What to work on ->
Set down the data below without change, skipping the pictures it holds.

━━━━━ Listing ━━━━━

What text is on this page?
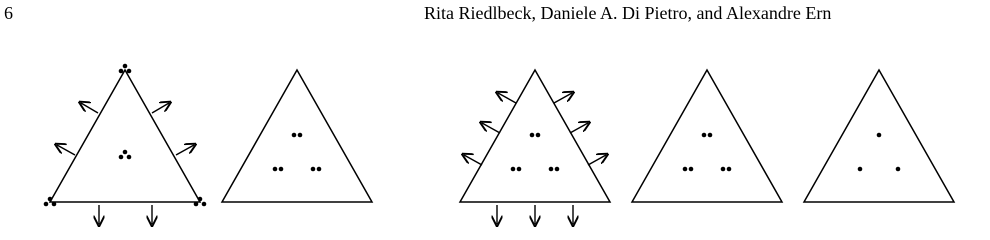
6	Rita Riedlbeck, Daniele A. Di Pietro, and Alexandre Ern
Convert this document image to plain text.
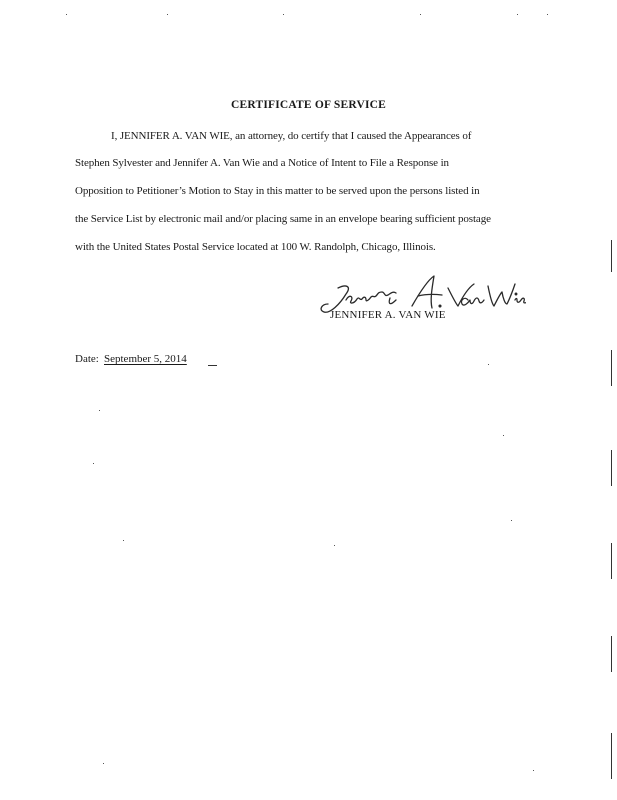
CERTIFICATE OF SERVICE
I, JENNIFER A. VAN WIE, an attorney, do certify that I caused the Appearances of
Stephen Sylvester and Jennifer A. Van Wie and a Notice of Intent to File a Response in
Opposition to Petitioner’s Motion to Stay in this matter to be served upon the persons listed in
the Service List by electronic mail and/or placing same in an envelope bearing sufficient postage
with the United States Postal Service located at 100 W. Randolph, Chicago, Illinois.
JENNIFER A. VAN WIE
Date: September 5, 2014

━━━━━

Task answer ->
What text is on this page?
6	Rita Riedlbeck, Daniele A. Di Pietro, and Alexandre Ern
Convert this document image to plain text.
CERTIFICATE OF SERVICE
I, JENNIFER A. VAN WIE, an attorney, do certify that I caused the Appearances of
Stephen Sylvester and Jennifer A. Van Wie and a Notice of Intent to File a Response in
Opposition to Petitioner’s Motion to Stay in this matter to be served upon the persons listed in
the Service List by electronic mail and/or placing same in an envelope bearing sufficient postage
with the United States Postal Service located at 100 W. Randolph, Chicago, Illinois.
JENNIFER A. VAN WIE
Date: September 5, 2014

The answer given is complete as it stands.